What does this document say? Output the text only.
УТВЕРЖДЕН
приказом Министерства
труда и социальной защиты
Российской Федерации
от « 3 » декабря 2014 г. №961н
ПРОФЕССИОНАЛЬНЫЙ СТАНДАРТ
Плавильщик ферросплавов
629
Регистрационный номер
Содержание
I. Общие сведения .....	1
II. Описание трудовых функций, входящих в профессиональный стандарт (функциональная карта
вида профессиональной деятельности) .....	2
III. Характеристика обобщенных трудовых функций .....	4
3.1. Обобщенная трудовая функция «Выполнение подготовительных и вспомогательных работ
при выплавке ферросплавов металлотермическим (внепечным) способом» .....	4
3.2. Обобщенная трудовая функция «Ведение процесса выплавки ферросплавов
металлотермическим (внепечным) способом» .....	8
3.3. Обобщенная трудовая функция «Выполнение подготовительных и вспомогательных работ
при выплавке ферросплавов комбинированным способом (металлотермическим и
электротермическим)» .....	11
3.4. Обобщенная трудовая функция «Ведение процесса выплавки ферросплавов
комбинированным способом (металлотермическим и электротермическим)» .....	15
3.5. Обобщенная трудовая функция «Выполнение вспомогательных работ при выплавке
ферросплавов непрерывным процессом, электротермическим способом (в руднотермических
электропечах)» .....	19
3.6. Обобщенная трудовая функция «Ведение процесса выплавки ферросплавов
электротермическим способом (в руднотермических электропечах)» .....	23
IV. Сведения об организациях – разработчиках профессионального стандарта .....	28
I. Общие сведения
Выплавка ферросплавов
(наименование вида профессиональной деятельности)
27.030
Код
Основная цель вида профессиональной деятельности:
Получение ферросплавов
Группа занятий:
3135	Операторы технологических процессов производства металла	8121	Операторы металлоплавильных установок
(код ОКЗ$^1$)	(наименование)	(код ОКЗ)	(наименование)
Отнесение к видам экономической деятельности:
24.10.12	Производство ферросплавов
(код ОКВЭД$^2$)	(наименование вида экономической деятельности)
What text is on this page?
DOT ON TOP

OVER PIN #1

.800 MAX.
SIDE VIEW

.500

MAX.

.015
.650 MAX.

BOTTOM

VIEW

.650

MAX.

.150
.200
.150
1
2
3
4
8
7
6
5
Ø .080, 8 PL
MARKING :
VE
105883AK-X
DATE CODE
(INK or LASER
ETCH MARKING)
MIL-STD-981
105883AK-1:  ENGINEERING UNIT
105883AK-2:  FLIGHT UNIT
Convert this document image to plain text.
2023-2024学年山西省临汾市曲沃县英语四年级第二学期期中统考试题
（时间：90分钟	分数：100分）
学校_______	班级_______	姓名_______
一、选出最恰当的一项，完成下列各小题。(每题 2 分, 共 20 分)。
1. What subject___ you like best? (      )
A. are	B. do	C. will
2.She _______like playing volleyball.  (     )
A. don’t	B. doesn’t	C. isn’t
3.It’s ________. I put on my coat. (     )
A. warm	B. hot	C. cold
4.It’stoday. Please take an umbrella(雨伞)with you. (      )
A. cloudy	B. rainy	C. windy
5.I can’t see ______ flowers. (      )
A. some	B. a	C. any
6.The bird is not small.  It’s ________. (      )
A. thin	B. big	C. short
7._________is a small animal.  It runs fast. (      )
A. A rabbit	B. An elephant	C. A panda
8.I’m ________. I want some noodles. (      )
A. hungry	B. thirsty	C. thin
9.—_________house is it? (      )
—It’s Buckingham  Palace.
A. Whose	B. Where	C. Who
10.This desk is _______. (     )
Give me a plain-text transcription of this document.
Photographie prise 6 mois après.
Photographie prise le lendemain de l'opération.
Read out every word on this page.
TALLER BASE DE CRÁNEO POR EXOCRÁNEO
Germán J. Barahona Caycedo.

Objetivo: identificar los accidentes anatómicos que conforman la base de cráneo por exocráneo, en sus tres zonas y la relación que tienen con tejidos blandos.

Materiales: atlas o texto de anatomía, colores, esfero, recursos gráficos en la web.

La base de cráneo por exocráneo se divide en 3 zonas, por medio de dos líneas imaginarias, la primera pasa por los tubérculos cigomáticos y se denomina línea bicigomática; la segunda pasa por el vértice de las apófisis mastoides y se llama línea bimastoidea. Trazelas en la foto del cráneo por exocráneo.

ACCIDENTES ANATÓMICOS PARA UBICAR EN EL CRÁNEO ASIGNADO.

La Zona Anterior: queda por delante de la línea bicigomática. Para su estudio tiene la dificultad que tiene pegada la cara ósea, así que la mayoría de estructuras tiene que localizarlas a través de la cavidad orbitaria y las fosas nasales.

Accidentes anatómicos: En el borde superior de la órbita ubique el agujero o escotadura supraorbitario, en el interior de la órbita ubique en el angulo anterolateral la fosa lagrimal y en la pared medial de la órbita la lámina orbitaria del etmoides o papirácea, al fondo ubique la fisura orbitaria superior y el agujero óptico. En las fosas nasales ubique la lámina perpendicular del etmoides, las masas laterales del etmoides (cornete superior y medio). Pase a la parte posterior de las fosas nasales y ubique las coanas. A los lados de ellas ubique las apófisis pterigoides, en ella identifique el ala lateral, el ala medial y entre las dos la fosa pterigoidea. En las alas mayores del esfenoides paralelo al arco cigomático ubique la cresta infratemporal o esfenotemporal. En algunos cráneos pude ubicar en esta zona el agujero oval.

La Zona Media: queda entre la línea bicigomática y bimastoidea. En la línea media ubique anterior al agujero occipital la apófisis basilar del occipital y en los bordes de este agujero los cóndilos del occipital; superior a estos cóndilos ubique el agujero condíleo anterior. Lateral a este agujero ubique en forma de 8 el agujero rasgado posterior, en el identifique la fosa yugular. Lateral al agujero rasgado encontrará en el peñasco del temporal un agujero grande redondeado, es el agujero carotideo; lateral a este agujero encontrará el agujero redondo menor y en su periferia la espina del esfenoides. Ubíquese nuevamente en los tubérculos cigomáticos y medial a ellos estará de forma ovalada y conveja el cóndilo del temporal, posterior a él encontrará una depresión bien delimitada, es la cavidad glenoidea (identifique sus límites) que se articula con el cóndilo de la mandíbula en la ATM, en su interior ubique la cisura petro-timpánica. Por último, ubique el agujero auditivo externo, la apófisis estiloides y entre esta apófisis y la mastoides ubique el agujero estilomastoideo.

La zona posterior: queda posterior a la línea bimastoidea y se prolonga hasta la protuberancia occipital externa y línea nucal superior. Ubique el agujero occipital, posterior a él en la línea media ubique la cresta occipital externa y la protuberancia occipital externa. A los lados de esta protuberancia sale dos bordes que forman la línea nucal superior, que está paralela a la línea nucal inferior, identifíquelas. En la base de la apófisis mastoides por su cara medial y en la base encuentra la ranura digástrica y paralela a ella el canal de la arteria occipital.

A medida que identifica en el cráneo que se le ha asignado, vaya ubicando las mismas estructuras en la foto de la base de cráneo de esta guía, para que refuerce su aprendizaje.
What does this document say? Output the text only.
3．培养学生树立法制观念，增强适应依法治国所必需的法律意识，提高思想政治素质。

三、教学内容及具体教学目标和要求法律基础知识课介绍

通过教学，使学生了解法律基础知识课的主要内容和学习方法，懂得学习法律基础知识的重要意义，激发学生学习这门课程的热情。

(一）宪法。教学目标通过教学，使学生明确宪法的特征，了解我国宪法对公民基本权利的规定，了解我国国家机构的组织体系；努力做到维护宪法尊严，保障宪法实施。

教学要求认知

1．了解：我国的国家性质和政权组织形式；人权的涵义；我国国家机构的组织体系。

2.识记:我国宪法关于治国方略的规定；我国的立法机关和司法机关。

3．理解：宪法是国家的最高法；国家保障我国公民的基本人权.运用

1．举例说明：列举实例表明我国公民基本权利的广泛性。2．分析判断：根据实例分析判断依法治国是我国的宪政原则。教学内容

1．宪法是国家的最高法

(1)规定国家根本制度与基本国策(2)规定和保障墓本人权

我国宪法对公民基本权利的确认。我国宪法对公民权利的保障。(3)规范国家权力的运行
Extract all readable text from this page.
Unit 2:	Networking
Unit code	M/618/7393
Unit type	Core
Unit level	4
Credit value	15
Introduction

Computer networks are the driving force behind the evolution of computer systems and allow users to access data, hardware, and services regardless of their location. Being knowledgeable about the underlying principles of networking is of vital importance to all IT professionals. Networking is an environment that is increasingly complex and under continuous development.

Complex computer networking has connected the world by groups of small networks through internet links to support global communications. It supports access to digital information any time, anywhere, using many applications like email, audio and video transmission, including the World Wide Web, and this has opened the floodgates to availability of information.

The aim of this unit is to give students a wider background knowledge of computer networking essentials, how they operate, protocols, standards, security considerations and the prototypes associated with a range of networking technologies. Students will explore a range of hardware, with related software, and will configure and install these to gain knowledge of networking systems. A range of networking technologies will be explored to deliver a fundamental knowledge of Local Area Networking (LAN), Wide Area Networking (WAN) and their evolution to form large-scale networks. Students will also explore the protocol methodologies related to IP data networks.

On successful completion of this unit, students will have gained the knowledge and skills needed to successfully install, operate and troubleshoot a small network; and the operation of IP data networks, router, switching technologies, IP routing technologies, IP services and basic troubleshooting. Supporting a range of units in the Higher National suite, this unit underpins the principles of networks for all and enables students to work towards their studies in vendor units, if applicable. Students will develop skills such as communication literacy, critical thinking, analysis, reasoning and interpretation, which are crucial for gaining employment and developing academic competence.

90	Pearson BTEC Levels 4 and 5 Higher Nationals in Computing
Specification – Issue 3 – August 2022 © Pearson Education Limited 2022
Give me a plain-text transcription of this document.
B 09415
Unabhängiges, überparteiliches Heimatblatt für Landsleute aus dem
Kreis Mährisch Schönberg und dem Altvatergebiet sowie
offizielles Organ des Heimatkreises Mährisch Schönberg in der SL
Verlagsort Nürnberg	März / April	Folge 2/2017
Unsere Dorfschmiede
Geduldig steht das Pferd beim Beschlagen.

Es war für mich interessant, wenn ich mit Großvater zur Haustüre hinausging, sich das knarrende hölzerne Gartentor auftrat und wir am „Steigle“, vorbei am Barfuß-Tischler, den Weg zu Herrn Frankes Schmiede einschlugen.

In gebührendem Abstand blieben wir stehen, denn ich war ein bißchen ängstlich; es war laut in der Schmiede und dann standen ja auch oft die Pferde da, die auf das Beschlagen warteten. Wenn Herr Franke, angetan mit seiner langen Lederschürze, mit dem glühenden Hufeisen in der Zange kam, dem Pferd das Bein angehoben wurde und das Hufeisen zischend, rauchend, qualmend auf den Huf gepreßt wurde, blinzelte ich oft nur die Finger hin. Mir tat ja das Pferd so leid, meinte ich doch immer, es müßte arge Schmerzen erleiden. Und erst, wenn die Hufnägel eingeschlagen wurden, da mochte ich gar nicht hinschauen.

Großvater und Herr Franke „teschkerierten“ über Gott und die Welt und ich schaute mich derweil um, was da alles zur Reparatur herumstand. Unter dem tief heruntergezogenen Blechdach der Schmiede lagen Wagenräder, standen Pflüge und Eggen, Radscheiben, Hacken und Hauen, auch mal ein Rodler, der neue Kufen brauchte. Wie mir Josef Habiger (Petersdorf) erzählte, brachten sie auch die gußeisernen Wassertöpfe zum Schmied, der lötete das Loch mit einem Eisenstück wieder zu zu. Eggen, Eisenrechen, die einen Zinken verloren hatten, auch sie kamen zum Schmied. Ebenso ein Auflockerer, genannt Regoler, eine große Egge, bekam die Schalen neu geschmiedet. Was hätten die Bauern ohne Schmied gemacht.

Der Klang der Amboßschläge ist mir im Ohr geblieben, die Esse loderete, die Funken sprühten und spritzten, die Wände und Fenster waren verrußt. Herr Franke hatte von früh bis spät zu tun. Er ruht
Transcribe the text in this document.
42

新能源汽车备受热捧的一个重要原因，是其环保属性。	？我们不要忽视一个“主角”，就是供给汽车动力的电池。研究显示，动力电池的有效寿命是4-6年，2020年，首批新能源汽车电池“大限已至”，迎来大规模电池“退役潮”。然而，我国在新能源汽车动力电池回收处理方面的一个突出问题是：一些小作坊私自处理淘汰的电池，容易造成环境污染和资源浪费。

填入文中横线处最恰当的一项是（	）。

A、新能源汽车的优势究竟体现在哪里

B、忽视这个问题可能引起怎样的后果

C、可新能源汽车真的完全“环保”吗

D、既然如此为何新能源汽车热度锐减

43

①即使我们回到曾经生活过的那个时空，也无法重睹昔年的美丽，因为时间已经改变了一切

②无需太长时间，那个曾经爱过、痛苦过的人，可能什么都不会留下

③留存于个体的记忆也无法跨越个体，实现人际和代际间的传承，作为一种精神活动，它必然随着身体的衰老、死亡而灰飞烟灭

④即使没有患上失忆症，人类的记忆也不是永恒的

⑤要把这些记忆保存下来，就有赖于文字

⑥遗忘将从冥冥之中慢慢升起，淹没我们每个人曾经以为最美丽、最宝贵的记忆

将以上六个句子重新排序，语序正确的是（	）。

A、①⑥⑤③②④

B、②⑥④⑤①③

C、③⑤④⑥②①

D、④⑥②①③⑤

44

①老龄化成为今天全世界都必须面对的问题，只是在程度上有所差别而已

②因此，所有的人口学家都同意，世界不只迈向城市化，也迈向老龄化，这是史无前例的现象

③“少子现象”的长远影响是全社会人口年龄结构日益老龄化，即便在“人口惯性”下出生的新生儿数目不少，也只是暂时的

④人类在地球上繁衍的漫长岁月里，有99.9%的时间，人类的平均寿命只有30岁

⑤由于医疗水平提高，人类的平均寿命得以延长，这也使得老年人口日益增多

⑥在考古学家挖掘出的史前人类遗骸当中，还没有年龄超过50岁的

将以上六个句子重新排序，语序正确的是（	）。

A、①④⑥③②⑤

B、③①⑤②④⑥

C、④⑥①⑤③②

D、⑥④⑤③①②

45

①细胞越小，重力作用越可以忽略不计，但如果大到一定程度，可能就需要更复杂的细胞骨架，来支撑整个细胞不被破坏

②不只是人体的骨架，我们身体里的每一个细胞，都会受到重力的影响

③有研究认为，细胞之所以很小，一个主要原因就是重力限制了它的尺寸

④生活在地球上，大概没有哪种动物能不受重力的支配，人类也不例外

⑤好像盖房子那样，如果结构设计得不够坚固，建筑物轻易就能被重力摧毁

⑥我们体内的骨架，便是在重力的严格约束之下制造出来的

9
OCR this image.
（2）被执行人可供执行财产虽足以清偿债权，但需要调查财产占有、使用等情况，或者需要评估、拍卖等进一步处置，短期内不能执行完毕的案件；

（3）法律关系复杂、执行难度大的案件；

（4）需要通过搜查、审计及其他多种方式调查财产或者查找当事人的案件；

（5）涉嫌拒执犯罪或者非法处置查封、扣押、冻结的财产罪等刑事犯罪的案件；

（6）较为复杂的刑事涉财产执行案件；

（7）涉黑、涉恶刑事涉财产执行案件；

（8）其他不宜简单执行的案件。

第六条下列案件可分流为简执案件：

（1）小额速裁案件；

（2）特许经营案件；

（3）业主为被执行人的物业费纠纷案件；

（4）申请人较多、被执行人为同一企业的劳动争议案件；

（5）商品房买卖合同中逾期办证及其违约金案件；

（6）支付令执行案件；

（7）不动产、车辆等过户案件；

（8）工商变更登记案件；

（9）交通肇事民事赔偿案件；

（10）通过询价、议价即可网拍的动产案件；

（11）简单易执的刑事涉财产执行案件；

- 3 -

Given exercise: Check all the records above and select each line where the string "экономической" is found.

Solution to the problem:
Отнесение к видам экономической деятельности:
(код ОКВЭД$^2$)	(наименование вида экономической деятельности)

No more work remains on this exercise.